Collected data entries
--

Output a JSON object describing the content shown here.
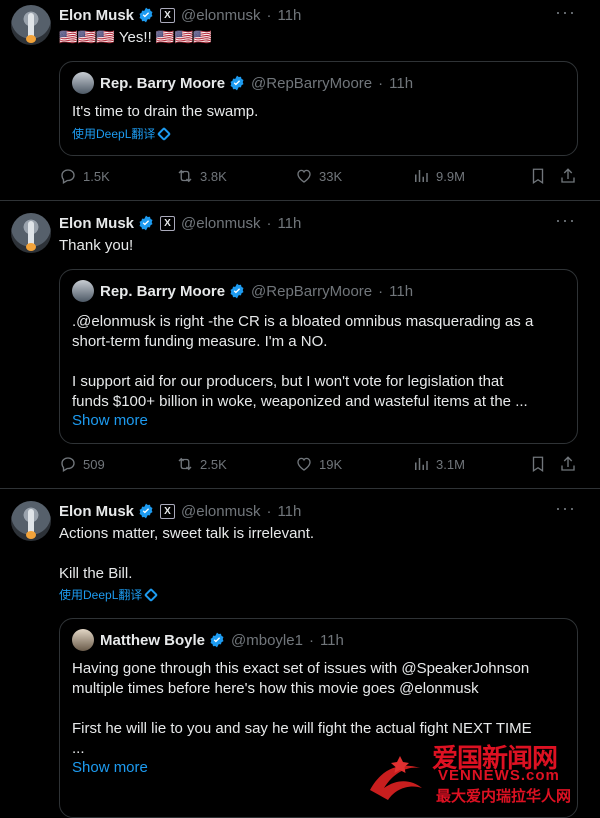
{
  "tweets": [
    {
      "author": {
        "name": "Elon Musk",
        "handle": "@elonmusk",
        "time": "11h"
      },
      "text": "🇺🇸🇺🇸🇺🇸 Yes!! 🇺🇸🇺🇸🇺🇸",
      "translate": "",
      "quote": {
        "author": {
          "name": "Rep. Barry Moore",
          "handle": "@RepBarryMoore",
          "time": "11h"
        },
        "text": "It's time to drain the swamp.",
        "translate": "使用DeepL翻译",
        "show_more": ""
      },
      "stats": {
        "replies": "1.5K",
        "reposts": "3.8K",
        "likes": "33K",
        "views": "9.9M"
      }
    },
    {
      "author": {
        "name": "Elon Musk",
        "handle": "@elonmusk",
        "time": "11h"
      },
      "text": "Thank you!",
      "translate": "",
      "quote": {
        "author": {
          "name": "Rep. Barry Moore",
          "handle": "@RepBarryMoore",
          "time": "11h"
        },
        "text": ".@elonmusk is right -the CR is a bloated omnibus masquerading as a\nshort-term funding measure. I'm a NO.\n\nI support aid for our producers, but I won't vote for legislation that\nfunds $100+ billion in woke, weaponized and wasteful items at the ...",
        "translate": "",
        "show_more": "Show more"
      },
      "stats": {
        "replies": "509",
        "reposts": "2.5K",
        "likes": "19K",
        "views": "3.1M"
      }
    },
    {
      "author": {
        "name": "Elon Musk",
        "handle": "@elonmusk",
        "time": "11h"
      },
      "text": "Actions matter, sweet talk is irrelevant.\n\nKill the Bill.",
      "translate": "使用DeepL翻译",
      "quote": {
        "author": {
          "name": "Matthew Boyle",
          "handle": "@mboyle1",
          "time": "11h"
        },
        "text": "Having gone through this exact set of issues with @SpeakerJohnson\nmultiple times before here's how this movie goes @elonmusk\n\nFirst he will lie to you and say he will fight the actual fight NEXT TIME\n...",
        "translate": "",
        "show_more": "Show more"
      },
      "stats": {}
    }
  ],
  "watermark": {
    "title": "爱国新闻网",
    "url": "VENNEWS.com",
    "subtitle": "最大爱内瑞拉华人网"
  },
  "colors": {
    "background": "#000000",
    "text": "#e7e9ea",
    "muted": "#71767b",
    "link": "#1d9bf0",
    "border": "#2f3336",
    "verified": "#1d9bf0"
  },
  "icons": {
    "reply": "reply-icon",
    "repost": "repost-icon",
    "like": "heart-icon",
    "views": "views-icon",
    "bookmark": "bookmark-icon",
    "share": "share-icon",
    "more": "more-icon"
  }
}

--

PROBLEM REQUIREMENTS: Repeat the material above verbatim. Leave the pictures behind.

OUTPUT FOR THIS EXERCISE:
Output a JSON object describing the content shown here.
{
  "tweets": [
    {
      "author": {
        "name": "Elon Musk",
        "handle": "@elonmusk",
        "time": "11h"
      },
      "text": "🇺🇸🇺🇸🇺🇸 Yes!! 🇺🇸🇺🇸🇺🇸",
      "translate": "",
      "quote": {
        "author": {
          "name": "Rep. Barry Moore",
          "handle": "@RepBarryMoore",
          "time": "11h"
        },
        "text": "It's time to drain the swamp.",
        "translate": "使用DeepL翻译",
        "show_more": ""
      },
      "stats": {
        "replies": "1.5K",
        "reposts": "3.8K",
        "likes": "33K",
        "views": "9.9M"
      }
    },
    {
      "author": {
        "name": "Elon Musk",
        "handle": "@elonmusk",
        "time": "11h"
      },
      "text": "Thank you!",
      "translate": "",
      "quote": {
        "author": {
          "name": "Rep. Barry Moore",
          "handle": "@RepBarryMoore",
          "time": "11h"
        },
        "text": ".@elonmusk is right -the CR is a bloated omnibus masquerading as a\nshort-term funding measure. I'm a NO.\n\nI support aid for our producers, but I won't vote for legislation that\nfunds $100+ billion in woke, weaponized and wasteful items at the ...",
        "translate": "",
        "show_more": "Show more"
      },
      "stats": {
        "replies": "509",
        "reposts": "2.5K",
        "likes": "19K",
        "views": "3.1M"
      }
    },
    {
      "author": {
        "name": "Elon Musk",
        "handle": "@elonmusk",
        "time": "11h"
      },
      "text": "Actions matter, sweet talk is irrelevant.\n\nKill the Bill.",
      "translate": "使用DeepL翻译",
      "quote": {
        "author": {
          "name": "Matthew Boyle",
          "handle": "@mboyle1",
          "time": "11h"
        },
        "text": "Having gone through this exact set of issues with @SpeakerJohnson\nmultiple times before here's how this movie goes @elonmusk\n\nFirst he will lie to you and say he will fight the actual fight NEXT TIME\n...",
        "translate": "",
        "show_more": "Show more"
      },
      "stats": {}
    }
  ],
  "watermark": {
    "title": "爱国新闻网",
    "url": "VENNEWS.com",
    "subtitle": "最大爱内瑞拉华人网"
  },
  "colors": {
    "background": "#000000",
    "text": "#e7e9ea",
    "muted": "#71767b",
    "link": "#1d9bf0",
    "border": "#2f3336",
    "verified": "#1d9bf0"
  },
  "icons": {
    "reply": "reply-icon",
    "repost": "repost-icon",
    "like": "heart-icon",
    "views": "views-icon",
    "bookmark": "bookmark-icon",
    "share": "share-icon",
    "more": "more-icon"
  }
}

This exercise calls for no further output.